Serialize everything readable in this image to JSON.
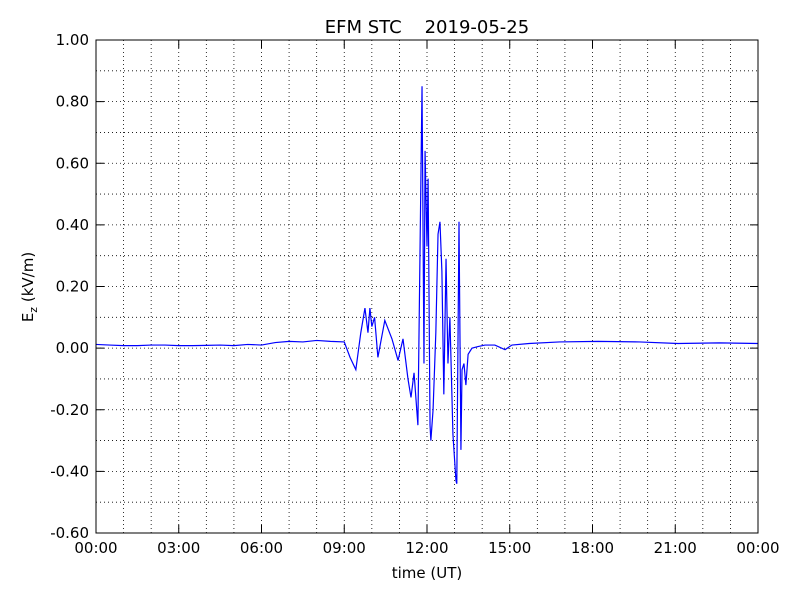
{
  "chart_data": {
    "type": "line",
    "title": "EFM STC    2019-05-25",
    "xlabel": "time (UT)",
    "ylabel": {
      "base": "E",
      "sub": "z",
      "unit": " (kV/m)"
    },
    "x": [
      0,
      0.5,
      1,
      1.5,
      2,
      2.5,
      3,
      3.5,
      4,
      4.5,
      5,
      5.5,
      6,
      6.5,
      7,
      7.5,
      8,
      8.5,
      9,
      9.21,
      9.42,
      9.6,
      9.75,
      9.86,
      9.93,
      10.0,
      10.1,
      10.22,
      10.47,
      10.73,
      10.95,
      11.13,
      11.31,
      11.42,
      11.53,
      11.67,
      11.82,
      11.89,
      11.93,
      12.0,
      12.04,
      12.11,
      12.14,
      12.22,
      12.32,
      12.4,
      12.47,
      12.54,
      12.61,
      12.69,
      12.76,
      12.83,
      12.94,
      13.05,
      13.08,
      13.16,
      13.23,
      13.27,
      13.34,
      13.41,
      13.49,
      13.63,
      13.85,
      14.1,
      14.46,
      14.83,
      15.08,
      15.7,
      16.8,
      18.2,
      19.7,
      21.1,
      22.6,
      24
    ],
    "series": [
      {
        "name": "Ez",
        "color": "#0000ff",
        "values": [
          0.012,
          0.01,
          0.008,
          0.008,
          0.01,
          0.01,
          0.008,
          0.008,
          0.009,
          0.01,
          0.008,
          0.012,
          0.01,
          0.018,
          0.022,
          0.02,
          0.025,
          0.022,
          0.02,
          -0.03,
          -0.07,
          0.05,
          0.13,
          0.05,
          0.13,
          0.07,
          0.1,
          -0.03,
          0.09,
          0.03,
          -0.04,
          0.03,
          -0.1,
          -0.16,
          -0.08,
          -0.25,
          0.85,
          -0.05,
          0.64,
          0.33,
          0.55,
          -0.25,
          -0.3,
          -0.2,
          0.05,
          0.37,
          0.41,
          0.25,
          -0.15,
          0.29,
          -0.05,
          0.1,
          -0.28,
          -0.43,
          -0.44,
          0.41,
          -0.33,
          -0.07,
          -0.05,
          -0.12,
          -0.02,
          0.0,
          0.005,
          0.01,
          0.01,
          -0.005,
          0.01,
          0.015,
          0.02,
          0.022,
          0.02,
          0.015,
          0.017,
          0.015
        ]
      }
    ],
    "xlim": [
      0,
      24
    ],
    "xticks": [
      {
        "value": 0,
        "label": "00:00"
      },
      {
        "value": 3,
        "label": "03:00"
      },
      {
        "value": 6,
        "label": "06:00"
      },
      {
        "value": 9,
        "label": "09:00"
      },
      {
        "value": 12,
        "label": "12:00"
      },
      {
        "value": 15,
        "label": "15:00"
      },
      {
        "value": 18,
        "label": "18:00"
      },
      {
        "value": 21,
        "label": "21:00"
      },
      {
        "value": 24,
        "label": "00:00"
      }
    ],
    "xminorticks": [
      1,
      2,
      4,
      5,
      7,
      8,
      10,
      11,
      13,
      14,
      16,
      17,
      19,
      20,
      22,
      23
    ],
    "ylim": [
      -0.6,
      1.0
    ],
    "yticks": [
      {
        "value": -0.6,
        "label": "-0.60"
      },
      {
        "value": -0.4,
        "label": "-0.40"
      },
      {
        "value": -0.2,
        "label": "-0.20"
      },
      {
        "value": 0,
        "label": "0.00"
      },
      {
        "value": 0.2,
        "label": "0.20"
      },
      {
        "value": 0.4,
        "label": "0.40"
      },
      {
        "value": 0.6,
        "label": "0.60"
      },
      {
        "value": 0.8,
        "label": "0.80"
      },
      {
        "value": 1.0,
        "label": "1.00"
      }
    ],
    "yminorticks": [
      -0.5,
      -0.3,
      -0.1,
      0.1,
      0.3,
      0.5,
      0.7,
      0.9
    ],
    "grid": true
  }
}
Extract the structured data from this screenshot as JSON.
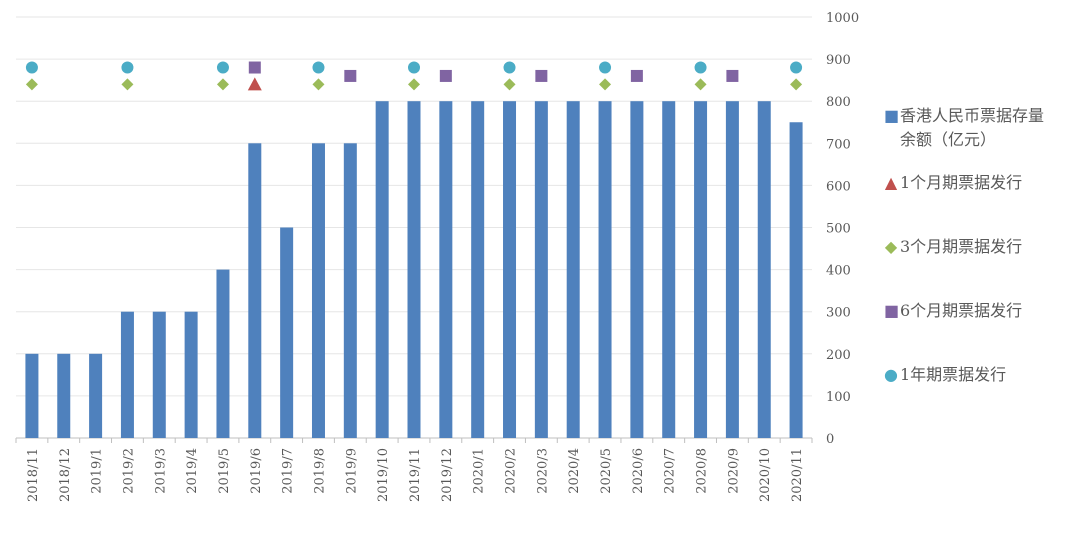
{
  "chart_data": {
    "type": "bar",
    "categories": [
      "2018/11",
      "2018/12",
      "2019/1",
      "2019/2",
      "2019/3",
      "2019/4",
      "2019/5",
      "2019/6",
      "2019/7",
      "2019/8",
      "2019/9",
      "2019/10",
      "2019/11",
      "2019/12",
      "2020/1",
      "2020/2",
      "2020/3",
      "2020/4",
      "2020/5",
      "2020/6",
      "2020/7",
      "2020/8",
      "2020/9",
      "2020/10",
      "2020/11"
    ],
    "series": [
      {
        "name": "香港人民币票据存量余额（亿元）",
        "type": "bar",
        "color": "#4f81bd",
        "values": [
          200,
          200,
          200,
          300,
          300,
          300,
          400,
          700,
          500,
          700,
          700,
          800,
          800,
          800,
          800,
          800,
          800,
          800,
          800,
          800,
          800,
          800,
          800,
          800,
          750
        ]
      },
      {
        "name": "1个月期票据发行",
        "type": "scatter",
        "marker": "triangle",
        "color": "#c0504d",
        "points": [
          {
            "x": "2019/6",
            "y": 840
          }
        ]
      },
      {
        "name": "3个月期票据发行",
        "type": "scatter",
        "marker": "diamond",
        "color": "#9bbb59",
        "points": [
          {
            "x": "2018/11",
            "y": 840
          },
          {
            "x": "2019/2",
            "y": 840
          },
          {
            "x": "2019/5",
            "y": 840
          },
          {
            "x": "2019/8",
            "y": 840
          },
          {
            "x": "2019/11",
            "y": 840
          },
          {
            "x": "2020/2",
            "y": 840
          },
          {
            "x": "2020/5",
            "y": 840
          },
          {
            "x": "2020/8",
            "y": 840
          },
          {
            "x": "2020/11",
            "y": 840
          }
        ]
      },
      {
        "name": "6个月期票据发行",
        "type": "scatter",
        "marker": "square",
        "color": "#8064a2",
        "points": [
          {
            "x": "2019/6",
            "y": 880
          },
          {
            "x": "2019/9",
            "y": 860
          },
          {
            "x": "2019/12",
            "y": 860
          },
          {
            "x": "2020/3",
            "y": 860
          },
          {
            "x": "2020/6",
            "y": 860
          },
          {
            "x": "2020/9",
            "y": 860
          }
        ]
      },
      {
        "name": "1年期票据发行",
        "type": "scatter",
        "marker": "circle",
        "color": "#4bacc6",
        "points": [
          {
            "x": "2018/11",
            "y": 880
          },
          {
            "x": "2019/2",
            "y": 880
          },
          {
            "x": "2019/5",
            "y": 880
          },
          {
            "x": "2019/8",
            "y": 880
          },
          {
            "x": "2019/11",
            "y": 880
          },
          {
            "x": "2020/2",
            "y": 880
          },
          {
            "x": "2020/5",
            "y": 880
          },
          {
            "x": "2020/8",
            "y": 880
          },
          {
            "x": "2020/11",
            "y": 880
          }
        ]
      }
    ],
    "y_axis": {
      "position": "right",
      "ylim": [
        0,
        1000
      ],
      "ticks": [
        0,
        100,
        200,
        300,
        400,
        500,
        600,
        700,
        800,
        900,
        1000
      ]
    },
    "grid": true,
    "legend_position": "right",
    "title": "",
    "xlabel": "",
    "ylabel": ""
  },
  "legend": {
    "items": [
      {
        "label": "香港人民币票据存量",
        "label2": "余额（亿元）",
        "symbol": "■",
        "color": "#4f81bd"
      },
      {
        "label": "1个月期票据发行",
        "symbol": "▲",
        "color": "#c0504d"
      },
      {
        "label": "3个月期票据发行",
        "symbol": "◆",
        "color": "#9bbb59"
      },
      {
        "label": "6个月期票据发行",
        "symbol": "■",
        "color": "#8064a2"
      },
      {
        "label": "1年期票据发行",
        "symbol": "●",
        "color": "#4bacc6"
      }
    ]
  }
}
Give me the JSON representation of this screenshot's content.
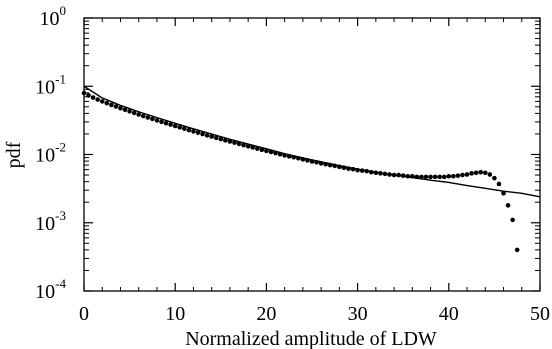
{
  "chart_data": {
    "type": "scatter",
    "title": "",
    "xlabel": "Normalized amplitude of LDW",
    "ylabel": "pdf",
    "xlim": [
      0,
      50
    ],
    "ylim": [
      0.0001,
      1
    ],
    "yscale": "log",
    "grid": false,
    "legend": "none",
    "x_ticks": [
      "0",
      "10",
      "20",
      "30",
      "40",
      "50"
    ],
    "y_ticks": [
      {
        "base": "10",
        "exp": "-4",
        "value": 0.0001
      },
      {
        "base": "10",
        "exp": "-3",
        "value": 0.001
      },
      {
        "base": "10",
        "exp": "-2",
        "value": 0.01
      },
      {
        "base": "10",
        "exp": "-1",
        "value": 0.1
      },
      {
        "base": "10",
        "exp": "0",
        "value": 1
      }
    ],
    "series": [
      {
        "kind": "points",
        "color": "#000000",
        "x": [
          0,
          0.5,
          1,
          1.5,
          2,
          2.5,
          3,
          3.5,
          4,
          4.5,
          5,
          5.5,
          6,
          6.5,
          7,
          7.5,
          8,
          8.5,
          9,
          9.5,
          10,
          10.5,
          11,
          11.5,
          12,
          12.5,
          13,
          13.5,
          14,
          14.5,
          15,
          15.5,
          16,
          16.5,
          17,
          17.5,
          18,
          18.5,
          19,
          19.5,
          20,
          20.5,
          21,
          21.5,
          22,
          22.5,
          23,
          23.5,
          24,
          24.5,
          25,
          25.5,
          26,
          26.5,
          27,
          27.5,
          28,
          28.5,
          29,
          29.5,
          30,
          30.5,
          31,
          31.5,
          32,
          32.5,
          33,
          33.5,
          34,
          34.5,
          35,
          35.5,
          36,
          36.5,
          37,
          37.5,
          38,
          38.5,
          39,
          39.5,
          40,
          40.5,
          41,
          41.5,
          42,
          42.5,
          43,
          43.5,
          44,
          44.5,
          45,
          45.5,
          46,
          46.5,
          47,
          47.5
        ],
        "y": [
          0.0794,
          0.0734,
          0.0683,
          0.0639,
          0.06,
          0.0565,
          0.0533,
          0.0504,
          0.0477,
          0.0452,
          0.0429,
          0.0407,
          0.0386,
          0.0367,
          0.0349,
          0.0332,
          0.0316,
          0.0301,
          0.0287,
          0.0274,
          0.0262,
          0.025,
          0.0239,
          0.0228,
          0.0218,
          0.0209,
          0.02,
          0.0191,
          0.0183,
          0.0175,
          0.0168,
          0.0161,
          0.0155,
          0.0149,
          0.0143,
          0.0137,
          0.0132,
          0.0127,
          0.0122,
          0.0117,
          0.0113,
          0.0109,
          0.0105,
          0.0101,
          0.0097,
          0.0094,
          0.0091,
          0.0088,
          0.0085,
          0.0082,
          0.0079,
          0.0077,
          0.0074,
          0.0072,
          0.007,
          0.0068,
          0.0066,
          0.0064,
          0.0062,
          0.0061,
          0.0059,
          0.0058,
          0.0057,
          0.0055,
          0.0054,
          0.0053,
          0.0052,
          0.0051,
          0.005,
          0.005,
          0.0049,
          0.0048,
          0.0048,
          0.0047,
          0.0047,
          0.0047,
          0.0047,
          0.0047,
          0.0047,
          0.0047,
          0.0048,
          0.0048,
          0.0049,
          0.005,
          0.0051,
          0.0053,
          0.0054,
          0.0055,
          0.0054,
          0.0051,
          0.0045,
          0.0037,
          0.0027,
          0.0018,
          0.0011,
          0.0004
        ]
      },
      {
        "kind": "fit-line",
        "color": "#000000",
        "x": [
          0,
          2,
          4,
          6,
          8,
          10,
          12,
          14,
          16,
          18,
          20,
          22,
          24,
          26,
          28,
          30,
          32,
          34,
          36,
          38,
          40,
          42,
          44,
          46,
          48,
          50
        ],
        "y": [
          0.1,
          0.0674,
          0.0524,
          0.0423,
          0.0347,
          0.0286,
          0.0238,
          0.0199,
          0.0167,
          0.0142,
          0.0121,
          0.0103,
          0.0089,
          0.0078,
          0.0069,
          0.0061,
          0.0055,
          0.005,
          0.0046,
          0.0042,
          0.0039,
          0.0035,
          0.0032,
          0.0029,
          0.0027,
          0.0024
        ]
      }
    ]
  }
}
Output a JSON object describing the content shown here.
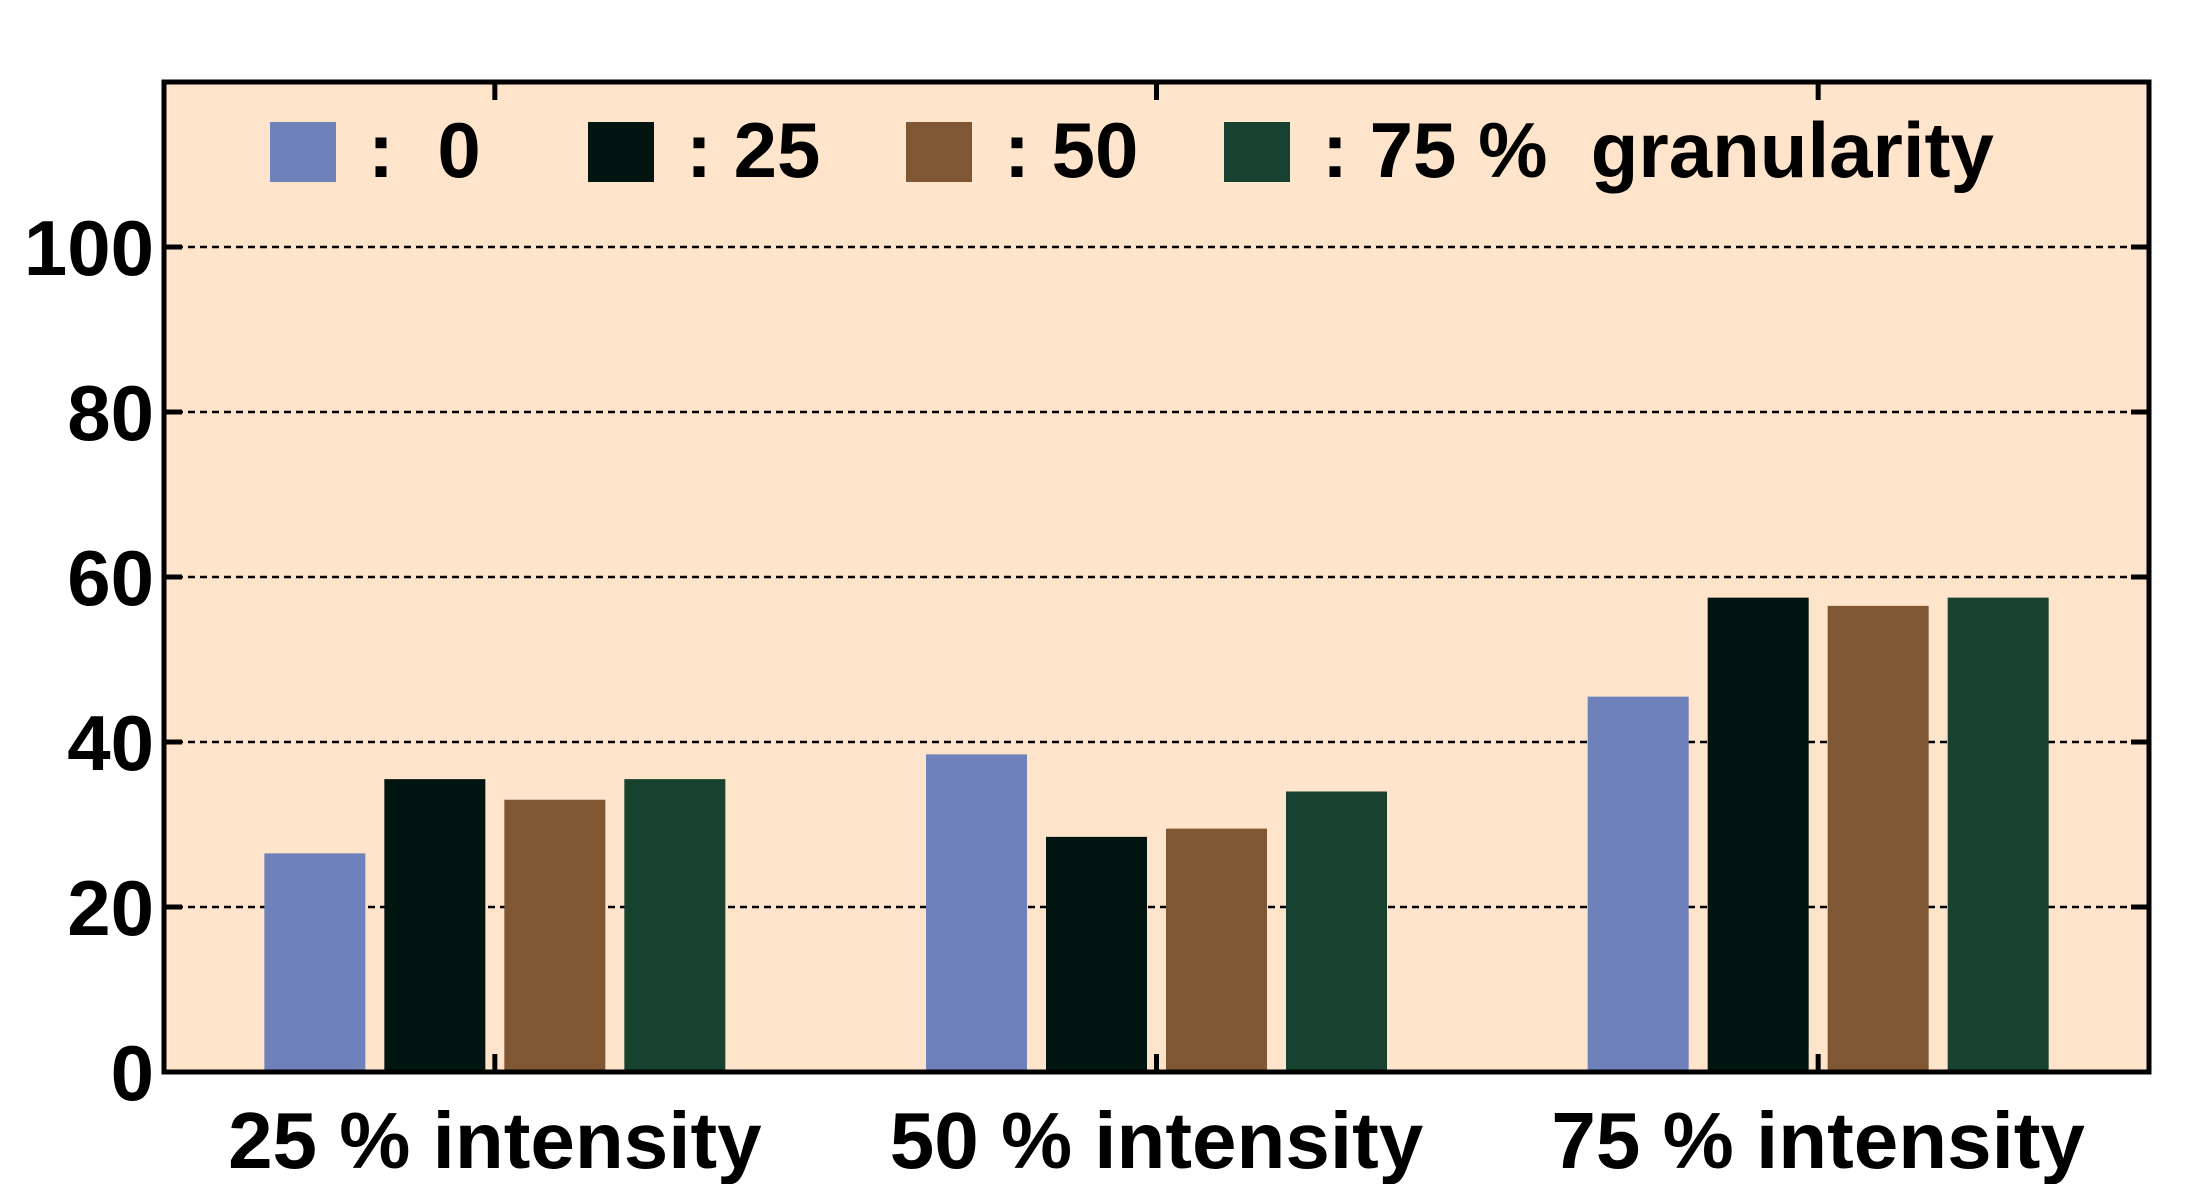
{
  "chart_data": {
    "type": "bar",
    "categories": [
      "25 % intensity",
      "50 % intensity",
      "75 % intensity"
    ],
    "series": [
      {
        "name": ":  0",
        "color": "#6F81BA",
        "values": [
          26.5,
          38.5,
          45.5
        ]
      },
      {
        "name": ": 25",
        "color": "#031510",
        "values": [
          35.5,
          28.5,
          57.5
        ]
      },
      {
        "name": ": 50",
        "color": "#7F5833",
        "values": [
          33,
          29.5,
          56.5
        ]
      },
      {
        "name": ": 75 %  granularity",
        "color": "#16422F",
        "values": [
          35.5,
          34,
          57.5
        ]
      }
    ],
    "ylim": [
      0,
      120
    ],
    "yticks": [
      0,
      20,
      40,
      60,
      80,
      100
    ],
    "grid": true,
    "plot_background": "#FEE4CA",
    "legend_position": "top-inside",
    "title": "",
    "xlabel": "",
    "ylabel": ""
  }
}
━━━━━━
WORK TO BE COMPLETED
Everything from the line with "Output a JSON" through the final line of the records above should be written out exactly, minus the pictures.

TASK ANSWER
Output a JSON object describing the content shown here.
{
  "chart_data": {
    "type": "bar",
    "categories": [
      "25 % intensity",
      "50 % intensity",
      "75 % intensity"
    ],
    "series": [
      {
        "name": ":  0",
        "color": "#6F81BA",
        "values": [
          26.5,
          38.5,
          45.5
        ]
      },
      {
        "name": ": 25",
        "color": "#031510",
        "values": [
          35.5,
          28.5,
          57.5
        ]
      },
      {
        "name": ": 50",
        "color": "#7F5833",
        "values": [
          33,
          29.5,
          56.5
        ]
      },
      {
        "name": ": 75 %  granularity",
        "color": "#16422F",
        "values": [
          35.5,
          34,
          57.5
        ]
      }
    ],
    "ylim": [
      0,
      120
    ],
    "yticks": [
      0,
      20,
      40,
      60,
      80,
      100
    ],
    "grid": true,
    "plot_background": "#FEE4CA",
    "legend_position": "top-inside",
    "title": "",
    "xlabel": "",
    "ylabel": ""
  }
}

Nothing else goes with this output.